*Task to carry out*
List, from the lines below, each one with "Council" in it.

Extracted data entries
▶
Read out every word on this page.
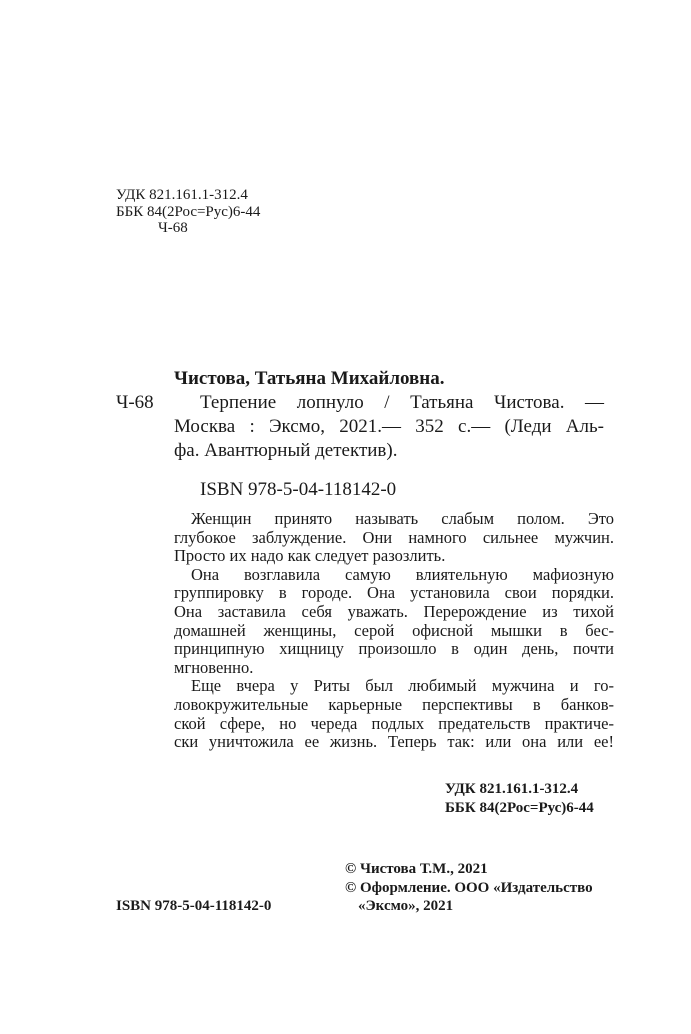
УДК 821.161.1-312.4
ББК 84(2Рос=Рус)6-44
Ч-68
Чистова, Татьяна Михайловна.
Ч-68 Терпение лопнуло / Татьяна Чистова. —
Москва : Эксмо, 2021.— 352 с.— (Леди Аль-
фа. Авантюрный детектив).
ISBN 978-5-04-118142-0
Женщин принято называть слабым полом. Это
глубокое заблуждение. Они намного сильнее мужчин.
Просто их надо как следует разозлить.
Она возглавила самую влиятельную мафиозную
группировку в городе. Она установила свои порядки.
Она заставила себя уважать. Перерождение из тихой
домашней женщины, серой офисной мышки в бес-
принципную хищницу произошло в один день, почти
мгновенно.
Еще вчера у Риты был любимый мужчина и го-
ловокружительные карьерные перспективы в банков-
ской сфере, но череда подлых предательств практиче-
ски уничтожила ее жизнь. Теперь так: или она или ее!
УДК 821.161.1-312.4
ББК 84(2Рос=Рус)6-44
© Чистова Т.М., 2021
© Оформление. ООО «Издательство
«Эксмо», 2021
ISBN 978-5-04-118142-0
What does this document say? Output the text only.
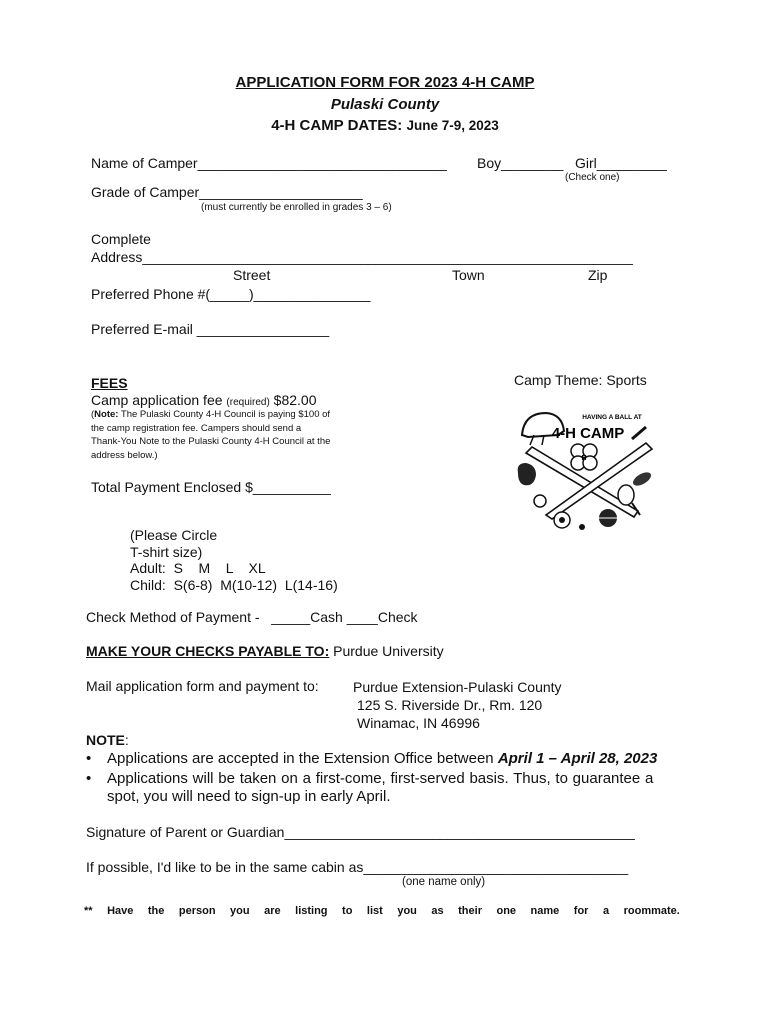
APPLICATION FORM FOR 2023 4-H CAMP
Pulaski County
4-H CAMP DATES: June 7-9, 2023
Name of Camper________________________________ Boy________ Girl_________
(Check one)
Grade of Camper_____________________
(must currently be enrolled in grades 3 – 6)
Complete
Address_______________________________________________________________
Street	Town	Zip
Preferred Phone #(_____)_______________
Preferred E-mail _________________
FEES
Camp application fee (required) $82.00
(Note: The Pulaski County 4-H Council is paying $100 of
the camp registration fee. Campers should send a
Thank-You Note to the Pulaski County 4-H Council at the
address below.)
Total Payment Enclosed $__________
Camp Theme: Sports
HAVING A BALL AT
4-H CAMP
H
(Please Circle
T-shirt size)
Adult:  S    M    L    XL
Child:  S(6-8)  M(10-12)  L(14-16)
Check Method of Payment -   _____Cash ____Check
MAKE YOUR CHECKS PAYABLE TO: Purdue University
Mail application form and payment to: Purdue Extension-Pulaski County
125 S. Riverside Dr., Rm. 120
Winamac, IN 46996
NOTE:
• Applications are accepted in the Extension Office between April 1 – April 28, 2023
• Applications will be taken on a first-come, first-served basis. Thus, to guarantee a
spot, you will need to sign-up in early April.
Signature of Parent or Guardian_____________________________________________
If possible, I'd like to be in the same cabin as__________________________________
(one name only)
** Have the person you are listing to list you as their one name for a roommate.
◀
▶
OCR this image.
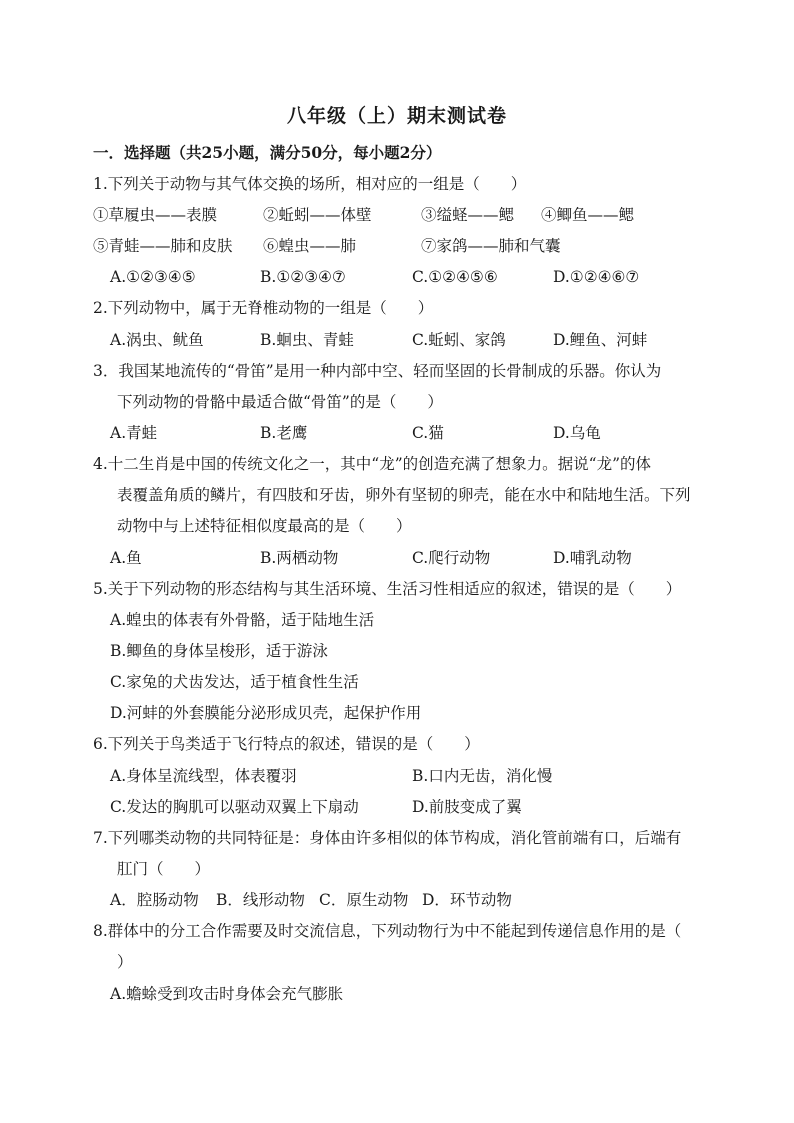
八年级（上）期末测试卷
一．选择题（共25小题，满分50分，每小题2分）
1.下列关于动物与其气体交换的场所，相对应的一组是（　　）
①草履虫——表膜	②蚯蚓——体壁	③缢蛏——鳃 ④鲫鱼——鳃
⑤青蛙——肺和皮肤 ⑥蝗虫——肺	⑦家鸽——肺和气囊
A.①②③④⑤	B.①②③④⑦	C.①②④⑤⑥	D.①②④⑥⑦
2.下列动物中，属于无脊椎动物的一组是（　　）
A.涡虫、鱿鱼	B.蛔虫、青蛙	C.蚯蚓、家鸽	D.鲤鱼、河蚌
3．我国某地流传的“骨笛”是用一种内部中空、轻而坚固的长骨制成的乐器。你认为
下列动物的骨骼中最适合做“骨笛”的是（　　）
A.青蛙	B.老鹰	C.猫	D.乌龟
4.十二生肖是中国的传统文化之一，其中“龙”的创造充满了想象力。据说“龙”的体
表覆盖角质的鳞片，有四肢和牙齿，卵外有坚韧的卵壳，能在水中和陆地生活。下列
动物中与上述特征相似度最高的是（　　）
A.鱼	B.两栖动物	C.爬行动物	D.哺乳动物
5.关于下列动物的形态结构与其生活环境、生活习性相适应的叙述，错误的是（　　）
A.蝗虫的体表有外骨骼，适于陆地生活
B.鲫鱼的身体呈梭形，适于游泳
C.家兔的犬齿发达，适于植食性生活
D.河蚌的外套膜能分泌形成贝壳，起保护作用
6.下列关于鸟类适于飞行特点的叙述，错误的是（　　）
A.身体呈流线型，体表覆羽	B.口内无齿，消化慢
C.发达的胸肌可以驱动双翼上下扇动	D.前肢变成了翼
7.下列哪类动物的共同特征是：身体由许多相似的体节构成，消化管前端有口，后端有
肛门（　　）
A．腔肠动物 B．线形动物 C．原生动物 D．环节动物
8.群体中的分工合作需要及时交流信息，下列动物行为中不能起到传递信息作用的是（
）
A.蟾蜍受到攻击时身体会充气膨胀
◀
*Completed task*
(Note: The Pulaski County 4-H Council is paying $100 of
Thank-You Note to the Pulaski County 4-H Council at the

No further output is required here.